__Region boundary data__:
┄┄┄┄┄┄┄┄┄┄

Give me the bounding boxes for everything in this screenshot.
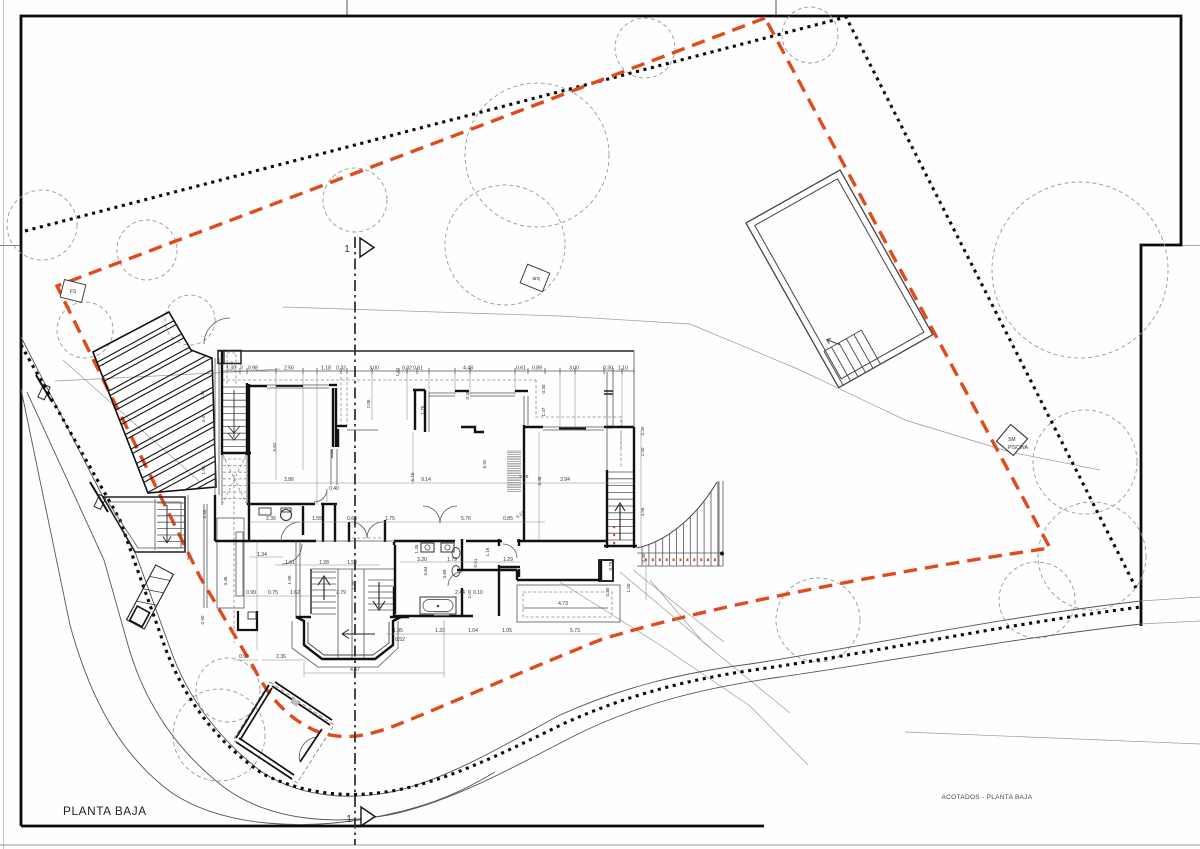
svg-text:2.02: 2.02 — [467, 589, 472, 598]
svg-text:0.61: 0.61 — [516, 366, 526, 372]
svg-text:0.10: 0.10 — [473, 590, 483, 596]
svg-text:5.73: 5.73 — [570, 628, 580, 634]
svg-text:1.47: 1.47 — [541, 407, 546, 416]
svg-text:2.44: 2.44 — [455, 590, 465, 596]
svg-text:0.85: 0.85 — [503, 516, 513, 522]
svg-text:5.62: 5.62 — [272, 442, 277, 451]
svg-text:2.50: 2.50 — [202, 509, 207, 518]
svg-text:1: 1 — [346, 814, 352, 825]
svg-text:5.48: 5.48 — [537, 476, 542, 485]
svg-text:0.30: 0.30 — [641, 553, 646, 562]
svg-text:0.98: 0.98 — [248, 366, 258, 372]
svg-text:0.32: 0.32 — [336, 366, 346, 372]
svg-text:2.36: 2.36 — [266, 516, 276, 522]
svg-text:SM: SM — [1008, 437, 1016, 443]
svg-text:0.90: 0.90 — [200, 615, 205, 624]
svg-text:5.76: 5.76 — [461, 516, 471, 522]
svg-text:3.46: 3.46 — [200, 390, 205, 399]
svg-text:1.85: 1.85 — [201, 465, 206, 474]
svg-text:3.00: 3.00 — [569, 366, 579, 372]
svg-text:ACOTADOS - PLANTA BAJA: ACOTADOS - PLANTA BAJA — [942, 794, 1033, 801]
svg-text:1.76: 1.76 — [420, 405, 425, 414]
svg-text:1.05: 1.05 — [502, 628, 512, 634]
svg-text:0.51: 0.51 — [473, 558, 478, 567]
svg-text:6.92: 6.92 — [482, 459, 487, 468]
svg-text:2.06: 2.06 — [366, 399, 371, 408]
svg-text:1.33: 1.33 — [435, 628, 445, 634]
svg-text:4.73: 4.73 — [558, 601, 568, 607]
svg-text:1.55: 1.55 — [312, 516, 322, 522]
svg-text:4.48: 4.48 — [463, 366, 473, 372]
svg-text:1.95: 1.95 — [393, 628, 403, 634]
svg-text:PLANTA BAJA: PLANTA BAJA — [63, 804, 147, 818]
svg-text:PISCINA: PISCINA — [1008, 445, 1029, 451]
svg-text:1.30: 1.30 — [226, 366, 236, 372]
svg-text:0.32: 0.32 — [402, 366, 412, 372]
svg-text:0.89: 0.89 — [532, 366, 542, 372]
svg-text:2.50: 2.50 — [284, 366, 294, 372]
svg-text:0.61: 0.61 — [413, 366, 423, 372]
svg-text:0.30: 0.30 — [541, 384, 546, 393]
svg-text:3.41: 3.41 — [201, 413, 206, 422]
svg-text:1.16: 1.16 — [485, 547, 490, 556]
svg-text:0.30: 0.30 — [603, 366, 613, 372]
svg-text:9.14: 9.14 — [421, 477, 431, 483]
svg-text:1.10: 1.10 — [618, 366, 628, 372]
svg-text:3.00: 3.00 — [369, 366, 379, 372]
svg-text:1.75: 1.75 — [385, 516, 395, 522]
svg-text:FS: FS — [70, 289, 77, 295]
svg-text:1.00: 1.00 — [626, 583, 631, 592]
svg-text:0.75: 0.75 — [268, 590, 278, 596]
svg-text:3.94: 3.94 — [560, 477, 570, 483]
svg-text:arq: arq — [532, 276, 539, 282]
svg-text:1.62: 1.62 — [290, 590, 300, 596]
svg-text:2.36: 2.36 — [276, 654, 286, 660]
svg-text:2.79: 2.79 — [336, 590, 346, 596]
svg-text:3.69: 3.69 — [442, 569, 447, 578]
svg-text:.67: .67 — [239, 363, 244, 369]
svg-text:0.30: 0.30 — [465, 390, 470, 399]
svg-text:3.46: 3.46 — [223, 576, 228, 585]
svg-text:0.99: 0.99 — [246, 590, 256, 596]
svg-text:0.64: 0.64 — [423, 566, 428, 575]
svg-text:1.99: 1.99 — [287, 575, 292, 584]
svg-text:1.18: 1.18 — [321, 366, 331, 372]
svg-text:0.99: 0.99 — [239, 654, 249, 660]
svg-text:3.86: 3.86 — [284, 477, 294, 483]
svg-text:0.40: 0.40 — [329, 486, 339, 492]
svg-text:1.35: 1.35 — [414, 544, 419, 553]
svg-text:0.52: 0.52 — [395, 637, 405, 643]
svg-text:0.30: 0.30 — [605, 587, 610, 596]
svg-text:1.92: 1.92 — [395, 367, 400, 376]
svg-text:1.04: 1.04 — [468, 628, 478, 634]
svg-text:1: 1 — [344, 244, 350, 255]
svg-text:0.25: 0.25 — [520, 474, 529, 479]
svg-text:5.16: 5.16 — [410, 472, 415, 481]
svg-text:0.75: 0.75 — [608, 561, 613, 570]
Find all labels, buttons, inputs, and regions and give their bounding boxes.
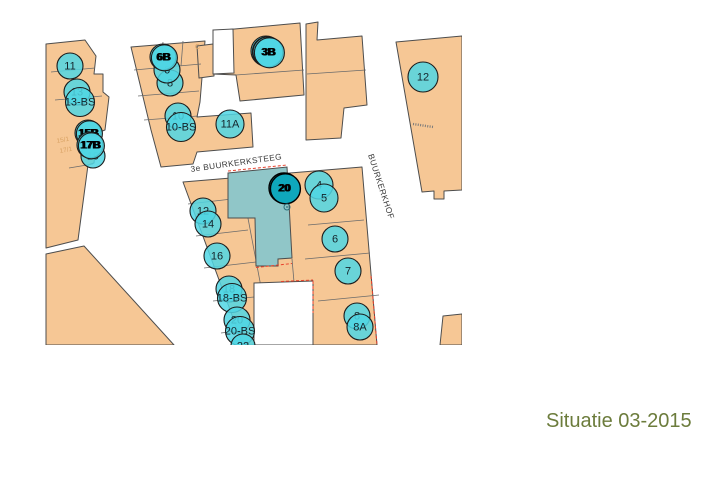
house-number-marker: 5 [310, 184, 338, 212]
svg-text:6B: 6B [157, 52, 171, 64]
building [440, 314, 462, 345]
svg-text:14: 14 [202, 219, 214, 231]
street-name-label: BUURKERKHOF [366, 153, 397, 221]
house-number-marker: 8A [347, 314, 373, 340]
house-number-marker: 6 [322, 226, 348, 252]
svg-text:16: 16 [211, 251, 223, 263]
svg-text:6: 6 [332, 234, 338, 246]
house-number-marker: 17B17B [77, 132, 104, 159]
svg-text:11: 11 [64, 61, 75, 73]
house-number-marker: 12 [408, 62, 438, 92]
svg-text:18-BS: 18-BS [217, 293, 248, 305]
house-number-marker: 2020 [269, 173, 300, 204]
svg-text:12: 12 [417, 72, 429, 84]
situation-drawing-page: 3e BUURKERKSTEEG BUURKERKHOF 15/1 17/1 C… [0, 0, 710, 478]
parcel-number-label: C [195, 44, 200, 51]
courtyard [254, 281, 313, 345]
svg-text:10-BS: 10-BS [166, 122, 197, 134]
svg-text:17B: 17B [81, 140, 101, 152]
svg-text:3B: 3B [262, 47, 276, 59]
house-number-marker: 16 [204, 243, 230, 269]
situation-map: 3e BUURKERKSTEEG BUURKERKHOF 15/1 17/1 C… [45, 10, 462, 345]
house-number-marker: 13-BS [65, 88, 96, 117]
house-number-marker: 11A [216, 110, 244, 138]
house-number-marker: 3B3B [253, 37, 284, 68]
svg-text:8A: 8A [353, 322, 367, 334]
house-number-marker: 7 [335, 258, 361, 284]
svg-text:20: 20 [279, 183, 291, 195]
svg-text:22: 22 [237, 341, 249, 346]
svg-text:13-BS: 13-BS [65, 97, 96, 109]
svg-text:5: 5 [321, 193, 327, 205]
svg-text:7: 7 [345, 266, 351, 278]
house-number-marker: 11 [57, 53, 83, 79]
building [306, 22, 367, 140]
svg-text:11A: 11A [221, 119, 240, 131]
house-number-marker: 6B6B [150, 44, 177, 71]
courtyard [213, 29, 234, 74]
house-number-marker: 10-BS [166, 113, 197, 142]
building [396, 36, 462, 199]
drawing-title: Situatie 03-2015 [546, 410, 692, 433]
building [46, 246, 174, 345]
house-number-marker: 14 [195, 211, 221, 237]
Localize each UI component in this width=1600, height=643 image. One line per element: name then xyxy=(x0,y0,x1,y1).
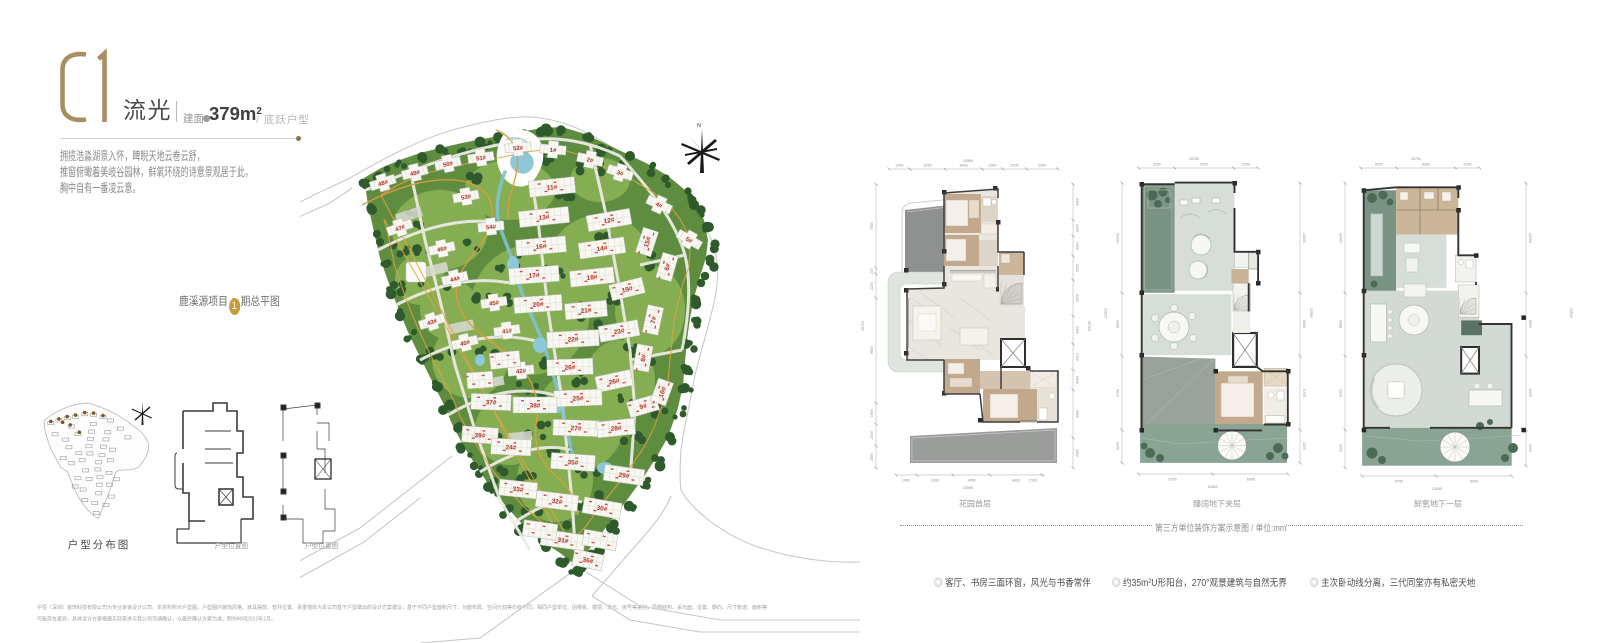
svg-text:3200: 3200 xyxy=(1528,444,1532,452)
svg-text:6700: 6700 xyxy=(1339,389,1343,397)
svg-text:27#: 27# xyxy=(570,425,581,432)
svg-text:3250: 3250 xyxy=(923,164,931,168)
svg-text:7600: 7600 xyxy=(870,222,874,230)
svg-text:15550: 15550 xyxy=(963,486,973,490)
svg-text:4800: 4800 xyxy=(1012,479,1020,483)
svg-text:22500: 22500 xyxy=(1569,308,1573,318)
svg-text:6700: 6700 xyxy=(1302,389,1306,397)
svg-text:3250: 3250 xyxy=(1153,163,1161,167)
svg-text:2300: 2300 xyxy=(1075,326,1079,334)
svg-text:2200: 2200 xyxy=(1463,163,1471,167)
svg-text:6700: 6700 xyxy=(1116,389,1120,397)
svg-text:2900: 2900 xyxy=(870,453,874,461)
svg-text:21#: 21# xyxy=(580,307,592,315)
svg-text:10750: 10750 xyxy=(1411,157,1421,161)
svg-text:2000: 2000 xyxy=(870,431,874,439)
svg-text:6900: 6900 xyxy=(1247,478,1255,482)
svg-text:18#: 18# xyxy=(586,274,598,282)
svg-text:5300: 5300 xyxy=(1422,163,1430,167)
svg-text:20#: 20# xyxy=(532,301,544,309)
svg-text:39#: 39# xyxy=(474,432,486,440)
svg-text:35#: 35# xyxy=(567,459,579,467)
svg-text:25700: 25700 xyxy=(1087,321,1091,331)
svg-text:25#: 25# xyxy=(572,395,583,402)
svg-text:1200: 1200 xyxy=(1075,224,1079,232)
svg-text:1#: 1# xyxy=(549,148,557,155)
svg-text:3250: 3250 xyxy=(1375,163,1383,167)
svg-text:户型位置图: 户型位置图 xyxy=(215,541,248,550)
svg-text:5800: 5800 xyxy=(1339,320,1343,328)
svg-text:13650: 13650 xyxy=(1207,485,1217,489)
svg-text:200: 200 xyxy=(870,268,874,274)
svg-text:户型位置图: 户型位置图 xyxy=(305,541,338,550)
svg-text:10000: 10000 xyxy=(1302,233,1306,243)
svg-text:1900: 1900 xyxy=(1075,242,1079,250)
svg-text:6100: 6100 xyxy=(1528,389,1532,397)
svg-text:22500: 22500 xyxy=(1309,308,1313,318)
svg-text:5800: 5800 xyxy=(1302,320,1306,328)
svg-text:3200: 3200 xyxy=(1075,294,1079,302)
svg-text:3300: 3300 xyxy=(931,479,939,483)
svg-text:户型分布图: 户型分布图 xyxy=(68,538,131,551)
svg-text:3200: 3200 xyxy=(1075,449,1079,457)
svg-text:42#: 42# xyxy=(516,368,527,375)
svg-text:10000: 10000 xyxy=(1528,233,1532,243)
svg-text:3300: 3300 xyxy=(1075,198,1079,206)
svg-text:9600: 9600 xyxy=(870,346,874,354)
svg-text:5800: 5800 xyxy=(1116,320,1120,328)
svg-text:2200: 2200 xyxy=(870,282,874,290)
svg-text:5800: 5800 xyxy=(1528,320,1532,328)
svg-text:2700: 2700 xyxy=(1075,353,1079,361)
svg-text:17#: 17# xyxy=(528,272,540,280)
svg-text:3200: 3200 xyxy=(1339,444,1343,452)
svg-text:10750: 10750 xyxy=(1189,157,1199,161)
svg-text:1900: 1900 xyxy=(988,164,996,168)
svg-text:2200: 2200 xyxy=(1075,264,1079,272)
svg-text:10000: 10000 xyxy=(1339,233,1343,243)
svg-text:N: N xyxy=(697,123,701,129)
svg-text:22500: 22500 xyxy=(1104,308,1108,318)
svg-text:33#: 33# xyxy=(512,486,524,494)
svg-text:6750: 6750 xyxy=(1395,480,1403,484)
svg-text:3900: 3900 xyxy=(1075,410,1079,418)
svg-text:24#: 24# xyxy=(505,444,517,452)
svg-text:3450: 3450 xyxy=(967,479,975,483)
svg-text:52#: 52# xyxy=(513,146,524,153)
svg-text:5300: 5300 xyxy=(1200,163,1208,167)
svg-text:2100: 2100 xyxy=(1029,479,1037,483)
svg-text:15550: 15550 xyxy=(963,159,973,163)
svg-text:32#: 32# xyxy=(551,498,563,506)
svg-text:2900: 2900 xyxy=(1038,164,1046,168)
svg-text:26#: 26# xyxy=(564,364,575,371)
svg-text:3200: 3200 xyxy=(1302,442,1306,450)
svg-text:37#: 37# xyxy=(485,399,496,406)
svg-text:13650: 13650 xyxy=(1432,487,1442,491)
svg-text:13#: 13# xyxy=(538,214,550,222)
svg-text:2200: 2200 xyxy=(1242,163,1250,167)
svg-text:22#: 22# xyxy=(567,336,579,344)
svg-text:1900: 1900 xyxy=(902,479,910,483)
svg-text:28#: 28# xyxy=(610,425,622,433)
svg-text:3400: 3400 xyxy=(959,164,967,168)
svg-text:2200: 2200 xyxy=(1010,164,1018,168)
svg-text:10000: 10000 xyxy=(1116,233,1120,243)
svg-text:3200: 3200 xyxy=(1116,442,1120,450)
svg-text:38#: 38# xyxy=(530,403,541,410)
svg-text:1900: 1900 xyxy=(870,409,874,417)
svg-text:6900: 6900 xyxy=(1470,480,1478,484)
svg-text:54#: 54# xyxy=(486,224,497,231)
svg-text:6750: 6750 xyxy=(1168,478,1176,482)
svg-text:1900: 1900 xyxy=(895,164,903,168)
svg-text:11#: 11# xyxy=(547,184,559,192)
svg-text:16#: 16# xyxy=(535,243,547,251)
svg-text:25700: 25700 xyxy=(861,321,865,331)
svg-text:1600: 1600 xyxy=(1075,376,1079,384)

┄┄┄┄┄┄┄┄┄┄

__Task statement__:
Return every line of the records that contains the word "bounding", matching case exactly.

__Reply__:
Give me the bounding boxes for everything in this screenshot.
Find all labels, buttons, inputs, and regions and give their bounding boxes.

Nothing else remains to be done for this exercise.